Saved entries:
>> Begin

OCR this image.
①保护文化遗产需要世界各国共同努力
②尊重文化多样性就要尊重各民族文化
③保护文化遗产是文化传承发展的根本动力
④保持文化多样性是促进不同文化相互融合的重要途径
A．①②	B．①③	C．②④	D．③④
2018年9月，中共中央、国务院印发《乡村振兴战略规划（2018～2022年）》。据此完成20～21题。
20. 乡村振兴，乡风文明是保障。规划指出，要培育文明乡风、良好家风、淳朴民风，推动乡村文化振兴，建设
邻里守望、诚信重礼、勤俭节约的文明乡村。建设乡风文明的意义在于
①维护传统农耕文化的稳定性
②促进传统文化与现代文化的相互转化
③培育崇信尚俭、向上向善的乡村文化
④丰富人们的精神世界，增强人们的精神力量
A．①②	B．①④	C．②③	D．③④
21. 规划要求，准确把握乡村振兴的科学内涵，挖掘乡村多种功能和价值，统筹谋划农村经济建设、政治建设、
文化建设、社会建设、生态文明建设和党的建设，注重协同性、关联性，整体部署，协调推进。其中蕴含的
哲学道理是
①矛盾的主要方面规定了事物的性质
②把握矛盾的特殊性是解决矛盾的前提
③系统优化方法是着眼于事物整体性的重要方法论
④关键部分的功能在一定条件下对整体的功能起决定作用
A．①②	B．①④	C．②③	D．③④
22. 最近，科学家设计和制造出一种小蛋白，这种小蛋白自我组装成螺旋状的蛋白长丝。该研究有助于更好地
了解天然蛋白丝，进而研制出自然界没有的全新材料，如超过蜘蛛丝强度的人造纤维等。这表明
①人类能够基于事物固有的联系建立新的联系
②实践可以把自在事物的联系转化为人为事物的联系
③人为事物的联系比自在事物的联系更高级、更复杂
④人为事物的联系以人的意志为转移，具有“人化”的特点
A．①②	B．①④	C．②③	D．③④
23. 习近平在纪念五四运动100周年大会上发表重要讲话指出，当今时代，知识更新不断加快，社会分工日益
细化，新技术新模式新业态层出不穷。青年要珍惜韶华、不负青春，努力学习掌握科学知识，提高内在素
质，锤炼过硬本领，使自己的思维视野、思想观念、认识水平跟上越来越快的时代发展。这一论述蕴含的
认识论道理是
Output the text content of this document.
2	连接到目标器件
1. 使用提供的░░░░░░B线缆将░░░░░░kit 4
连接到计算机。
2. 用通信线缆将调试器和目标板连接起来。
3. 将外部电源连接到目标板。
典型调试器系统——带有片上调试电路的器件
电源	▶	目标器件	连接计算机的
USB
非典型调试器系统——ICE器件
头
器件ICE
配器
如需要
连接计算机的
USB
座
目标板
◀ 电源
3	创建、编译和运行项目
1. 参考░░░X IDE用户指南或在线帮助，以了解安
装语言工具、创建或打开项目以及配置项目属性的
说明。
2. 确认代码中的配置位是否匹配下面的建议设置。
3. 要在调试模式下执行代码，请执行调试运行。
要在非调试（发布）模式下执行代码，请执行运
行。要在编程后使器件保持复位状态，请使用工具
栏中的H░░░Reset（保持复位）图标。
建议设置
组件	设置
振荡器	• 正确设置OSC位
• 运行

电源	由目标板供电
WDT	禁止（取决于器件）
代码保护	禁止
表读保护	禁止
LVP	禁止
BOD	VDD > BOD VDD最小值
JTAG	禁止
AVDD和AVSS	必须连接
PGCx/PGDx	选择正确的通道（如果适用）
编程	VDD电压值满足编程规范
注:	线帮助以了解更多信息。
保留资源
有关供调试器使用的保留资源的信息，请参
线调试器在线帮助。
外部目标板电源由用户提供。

>> End

REQUIREMENT: Recopy the entries above in their entirety, exactly.

SOLUTION:
OCR this image.
①保护文化遗产需要世界各国共同努力
②尊重文化多样性就要尊重各民族文化
③保护文化遗产是文化传承发展的根本动力
④保持文化多样性是促进不同文化相互融合的重要途径
A．①②	B．①③	C．②④	D．③④
2018年9月，中共中央、国务院印发《乡村振兴战略规划（2018～2022年）》。据此完成20～21题。
20. 乡村振兴，乡风文明是保障。规划指出，要培育文明乡风、良好家风、淳朴民风，推动乡村文化振兴，建设
邻里守望、诚信重礼、勤俭节约的文明乡村。建设乡风文明的意义在于
①维护传统农耕文化的稳定性
②促进传统文化与现代文化的相互转化
③培育崇信尚俭、向上向善的乡村文化
④丰富人们的精神世界，增强人们的精神力量
A．①②	B．①④	C．②③	D．③④
21. 规划要求，准确把握乡村振兴的科学内涵，挖掘乡村多种功能和价值，统筹谋划农村经济建设、政治建设、
文化建设、社会建设、生态文明建设和党的建设，注重协同性、关联性，整体部署，协调推进。其中蕴含的
哲学道理是
①矛盾的主要方面规定了事物的性质
②把握矛盾的特殊性是解决矛盾的前提
③系统优化方法是着眼于事物整体性的重要方法论
④关键部分的功能在一定条件下对整体的功能起决定作用
A．①②	B．①④	C．②③	D．③④
22. 最近，科学家设计和制造出一种小蛋白，这种小蛋白自我组装成螺旋状的蛋白长丝。该研究有助于更好地
了解天然蛋白丝，进而研制出自然界没有的全新材料，如超过蜘蛛丝强度的人造纤维等。这表明
①人类能够基于事物固有的联系建立新的联系
②实践可以把自在事物的联系转化为人为事物的联系
③人为事物的联系比自在事物的联系更高级、更复杂
④人为事物的联系以人的意志为转移，具有“人化”的特点
A．①②	B．①④	C．②③	D．③④
23. 习近平在纪念五四运动100周年大会上发表重要讲话指出，当今时代，知识更新不断加快，社会分工日益
细化，新技术新模式新业态层出不穷。青年要珍惜韶华、不负青春，努力学习掌握科学知识，提高内在素
质，锤炼过硬本领，使自己的思维视野、思想观念、认识水平跟上越来越快的时代发展。这一论述蕴含的
认识论道理是
Output the text content of this document.
2	连接到目标器件
1. 使用提供的░░░░░░B线缆将░░░░░░kit 4
连接到计算机。
2. 用通信线缆将调试器和目标板连接起来。
3. 将外部电源连接到目标板。
典型调试器系统——带有片上调试电路的器件
电源	▶	目标器件	连接计算机的
USB
非典型调试器系统——ICE器件
头
器件ICE
配器
如需要
连接计算机的
USB
座
目标板
◀ 电源
3	创建、编译和运行项目
1. 参考░░░X IDE用户指南或在线帮助，以了解安
装语言工具、创建或打开项目以及配置项目属性的
说明。
2. 确认代码中的配置位是否匹配下面的建议设置。
3. 要在调试模式下执行代码，请执行调试运行。
要在非调试（发布）模式下执行代码，请执行运
行。要在编程后使器件保持复位状态，请使用工具
栏中的H░░░Reset（保持复位）图标。
建议设置
组件	设置
振荡器	• 正确设置OSC位
• 运行

电源	由目标板供电
WDT	禁止（取决于器件）
代码保护	禁止
表读保护	禁止
LVP	禁止
BOD	VDD > BOD VDD最小值
JTAG	禁止
AVDD和AVSS	必须连接
PGCx/PGDx	选择正确的通道（如果适用）
编程	VDD电压值满足编程规范
注:	线帮助以了解更多信息。
保留资源
有关供调试器使用的保留资源的信息，请参
线调试器在线帮助。
外部目标板电源由用户提供。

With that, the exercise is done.